## WHAT THE TASK REQUIRES
Copy the material below with every "x-tick-date-label" replaced by "date-tick-label" and nothing else altered, and leave the picture lines out of your copy.

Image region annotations
** Start **

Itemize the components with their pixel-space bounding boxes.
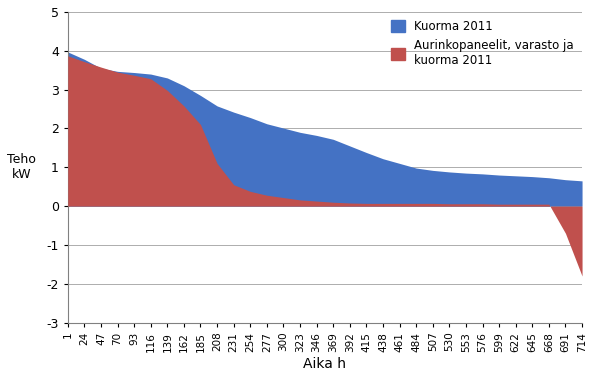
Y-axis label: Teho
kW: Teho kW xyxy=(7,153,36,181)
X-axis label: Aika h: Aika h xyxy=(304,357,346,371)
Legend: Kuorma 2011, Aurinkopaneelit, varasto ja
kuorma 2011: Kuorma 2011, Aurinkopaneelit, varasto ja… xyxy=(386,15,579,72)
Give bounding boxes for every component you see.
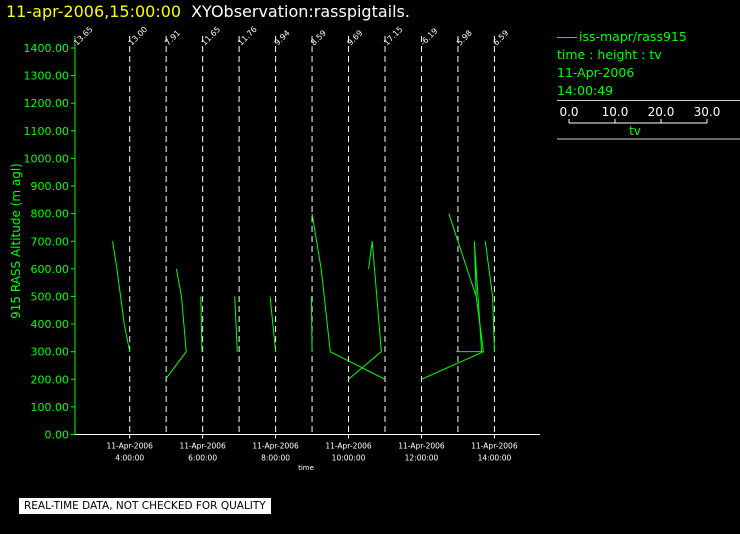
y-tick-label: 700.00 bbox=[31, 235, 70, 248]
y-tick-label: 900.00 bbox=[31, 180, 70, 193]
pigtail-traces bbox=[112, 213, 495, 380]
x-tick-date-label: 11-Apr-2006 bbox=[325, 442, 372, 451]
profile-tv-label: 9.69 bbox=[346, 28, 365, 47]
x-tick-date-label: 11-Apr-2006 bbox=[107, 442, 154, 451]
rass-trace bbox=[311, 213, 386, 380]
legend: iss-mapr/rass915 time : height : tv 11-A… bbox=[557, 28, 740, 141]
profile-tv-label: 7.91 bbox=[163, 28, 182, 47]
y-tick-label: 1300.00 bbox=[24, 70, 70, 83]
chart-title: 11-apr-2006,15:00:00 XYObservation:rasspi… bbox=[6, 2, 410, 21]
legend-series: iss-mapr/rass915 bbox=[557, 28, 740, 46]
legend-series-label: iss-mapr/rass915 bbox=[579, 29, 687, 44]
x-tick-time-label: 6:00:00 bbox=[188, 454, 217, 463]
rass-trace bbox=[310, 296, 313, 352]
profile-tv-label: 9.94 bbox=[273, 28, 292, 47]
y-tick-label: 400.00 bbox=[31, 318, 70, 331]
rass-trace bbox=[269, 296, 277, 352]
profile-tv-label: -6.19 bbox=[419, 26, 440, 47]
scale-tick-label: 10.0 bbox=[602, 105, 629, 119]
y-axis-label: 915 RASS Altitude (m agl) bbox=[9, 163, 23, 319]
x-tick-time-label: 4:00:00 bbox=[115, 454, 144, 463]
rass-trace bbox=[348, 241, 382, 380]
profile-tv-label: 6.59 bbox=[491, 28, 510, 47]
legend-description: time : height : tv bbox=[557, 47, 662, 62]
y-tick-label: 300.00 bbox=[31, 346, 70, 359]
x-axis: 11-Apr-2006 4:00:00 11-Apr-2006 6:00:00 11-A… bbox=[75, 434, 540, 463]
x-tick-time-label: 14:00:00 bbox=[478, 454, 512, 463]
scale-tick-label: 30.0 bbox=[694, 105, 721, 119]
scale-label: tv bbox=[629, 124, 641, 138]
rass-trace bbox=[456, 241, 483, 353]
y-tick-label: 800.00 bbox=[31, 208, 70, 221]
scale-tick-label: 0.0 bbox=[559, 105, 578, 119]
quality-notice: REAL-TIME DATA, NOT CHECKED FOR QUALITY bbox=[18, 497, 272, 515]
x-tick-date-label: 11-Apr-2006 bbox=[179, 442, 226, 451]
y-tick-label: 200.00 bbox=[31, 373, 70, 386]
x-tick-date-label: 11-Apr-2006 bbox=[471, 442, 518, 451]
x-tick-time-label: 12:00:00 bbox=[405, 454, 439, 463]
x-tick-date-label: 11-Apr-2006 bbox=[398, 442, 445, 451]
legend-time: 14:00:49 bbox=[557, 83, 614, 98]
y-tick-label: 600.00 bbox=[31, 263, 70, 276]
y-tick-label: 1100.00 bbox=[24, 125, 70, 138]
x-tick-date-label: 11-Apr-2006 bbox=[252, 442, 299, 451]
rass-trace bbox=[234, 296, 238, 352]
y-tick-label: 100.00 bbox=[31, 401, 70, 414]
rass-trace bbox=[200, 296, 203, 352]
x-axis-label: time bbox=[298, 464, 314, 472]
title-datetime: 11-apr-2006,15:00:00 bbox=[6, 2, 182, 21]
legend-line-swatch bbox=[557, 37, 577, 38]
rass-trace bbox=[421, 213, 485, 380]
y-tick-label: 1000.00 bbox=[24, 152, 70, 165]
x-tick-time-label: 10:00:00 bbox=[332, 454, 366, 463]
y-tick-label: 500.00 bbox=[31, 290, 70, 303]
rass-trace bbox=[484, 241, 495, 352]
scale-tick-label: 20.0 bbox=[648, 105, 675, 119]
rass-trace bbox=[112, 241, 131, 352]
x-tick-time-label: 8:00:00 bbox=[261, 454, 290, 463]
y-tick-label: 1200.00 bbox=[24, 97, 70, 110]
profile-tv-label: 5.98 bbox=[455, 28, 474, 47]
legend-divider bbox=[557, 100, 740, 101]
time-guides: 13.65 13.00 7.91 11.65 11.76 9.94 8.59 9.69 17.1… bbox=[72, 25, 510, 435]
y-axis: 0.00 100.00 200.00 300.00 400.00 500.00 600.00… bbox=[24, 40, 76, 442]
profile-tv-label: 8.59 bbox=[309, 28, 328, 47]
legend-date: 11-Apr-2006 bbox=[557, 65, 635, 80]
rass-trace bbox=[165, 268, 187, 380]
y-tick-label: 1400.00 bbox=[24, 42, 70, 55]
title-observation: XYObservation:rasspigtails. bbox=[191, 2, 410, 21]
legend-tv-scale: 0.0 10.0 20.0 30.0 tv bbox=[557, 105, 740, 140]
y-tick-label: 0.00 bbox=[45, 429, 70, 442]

** End **

## TASK RESULT
Itemize the components with their pixel-space bounding boxes.
Y-axis label: Teho
kW: Teho kW xyxy=(7,153,36,181)
X-axis label: Aika h: Aika h xyxy=(304,357,346,371)
Legend: Kuorma 2011, Aurinkopaneelit, varasto ja
kuorma 2011: Kuorma 2011, Aurinkopaneelit, varasto ja… xyxy=(386,15,579,72)
Give bounding boxes for every component you see.
y-tick-label: 700.00 bbox=[31, 235, 70, 248]
y-tick-label: 900.00 bbox=[31, 180, 70, 193]
pigtail-traces bbox=[112, 213, 495, 380]
date-tick-label: 11-Apr-2006 bbox=[325, 442, 372, 451]
profile-tv-label: 9.69 bbox=[346, 28, 365, 47]
date-tick-label: 11-Apr-2006 bbox=[107, 442, 154, 451]
rass-trace bbox=[311, 213, 386, 380]
legend: iss-mapr/rass915 time : height : tv 11-A… bbox=[557, 28, 740, 141]
profile-tv-label: 7.91 bbox=[163, 28, 182, 47]
y-tick-label: 1300.00 bbox=[24, 70, 70, 83]
chart-title: 11-apr-2006,15:00:00 XYObservation:rasspi… bbox=[6, 2, 410, 21]
legend-series: iss-mapr/rass915 bbox=[557, 28, 740, 46]
legend-series-label: iss-mapr/rass915 bbox=[579, 29, 687, 44]
x-tick-time-label: 6:00:00 bbox=[188, 454, 217, 463]
rass-trace bbox=[310, 296, 313, 352]
profile-tv-label: 9.94 bbox=[273, 28, 292, 47]
y-tick-label: 400.00 bbox=[31, 318, 70, 331]
rass-trace bbox=[269, 296, 277, 352]
profile-tv-label: -6.19 bbox=[419, 26, 440, 47]
scale-tick-label: 10.0 bbox=[602, 105, 629, 119]
y-axis-label: 915 RASS Altitude (m agl) bbox=[9, 163, 23, 319]
x-tick-time-label: 4:00:00 bbox=[115, 454, 144, 463]
rass-trace bbox=[348, 241, 382, 380]
profile-tv-label: 6.59 bbox=[491, 28, 510, 47]
legend-description: time : height : tv bbox=[557, 47, 662, 62]
y-tick-label: 300.00 bbox=[31, 346, 70, 359]
x-axis: 11-Apr-2006 4:00:00 11-Apr-2006 6:00:00 11-A… bbox=[75, 434, 540, 463]
x-tick-time-label: 14:00:00 bbox=[478, 454, 512, 463]
scale-tick-label: 30.0 bbox=[694, 105, 721, 119]
scale-label: tv bbox=[629, 124, 641, 138]
rass-trace bbox=[456, 241, 483, 353]
y-tick-label: 800.00 bbox=[31, 208, 70, 221]
scale-tick-label: 0.0 bbox=[559, 105, 578, 119]
quality-notice: REAL-TIME DATA, NOT CHECKED FOR QUALITY bbox=[18, 497, 272, 515]
date-tick-label: 11-Apr-2006 bbox=[179, 442, 226, 451]
y-tick-label: 200.00 bbox=[31, 373, 70, 386]
date-tick-label: 11-Apr-2006 bbox=[471, 442, 518, 451]
x-tick-time-label: 12:00:00 bbox=[405, 454, 439, 463]
date-tick-label: 11-Apr-2006 bbox=[398, 442, 445, 451]
legend-time: 14:00:49 bbox=[557, 83, 614, 98]
y-tick-label: 600.00 bbox=[31, 263, 70, 276]
y-tick-label: 1100.00 bbox=[24, 125, 70, 138]
date-tick-label: 11-Apr-2006 bbox=[252, 442, 299, 451]
rass-trace bbox=[234, 296, 238, 352]
y-tick-label: 100.00 bbox=[31, 401, 70, 414]
rass-trace bbox=[200, 296, 203, 352]
x-axis-label: time bbox=[298, 464, 314, 472]
title-datetime: 11-apr-2006,15:00:00 bbox=[6, 2, 182, 21]
legend-line-swatch bbox=[557, 37, 577, 38]
rass-trace bbox=[421, 213, 485, 380]
y-tick-label: 1000.00 bbox=[24, 152, 70, 165]
x-tick-time-label: 10:00:00 bbox=[332, 454, 366, 463]
y-tick-label: 500.00 bbox=[31, 290, 70, 303]
rass-trace bbox=[484, 241, 495, 352]
scale-tick-label: 20.0 bbox=[648, 105, 675, 119]
rass-trace bbox=[112, 241, 131, 352]
x-tick-time-label: 8:00:00 bbox=[261, 454, 290, 463]
y-tick-label: 1200.00 bbox=[24, 97, 70, 110]
profile-tv-label: 5.98 bbox=[455, 28, 474, 47]
legend-divider bbox=[557, 100, 740, 101]
time-guides: 13.65 13.00 7.91 11.65 11.76 9.94 8.59 9.69 17.1… bbox=[72, 25, 510, 435]
y-axis: 0.00 100.00 200.00 300.00 400.00 500.00 600.00… bbox=[24, 40, 76, 442]
profile-tv-label: 8.59 bbox=[309, 28, 328, 47]
legend-date: 11-Apr-2006 bbox=[557, 65, 635, 80]
rass-trace bbox=[165, 268, 187, 380]
y-tick-label: 1400.00 bbox=[24, 42, 70, 55]
title-observation: XYObservation:rasspigtails. bbox=[191, 2, 410, 21]
legend-tv-scale: 0.0 10.0 20.0 30.0 tv bbox=[557, 105, 740, 140]
y-tick-label: 0.00 bbox=[45, 429, 70, 442]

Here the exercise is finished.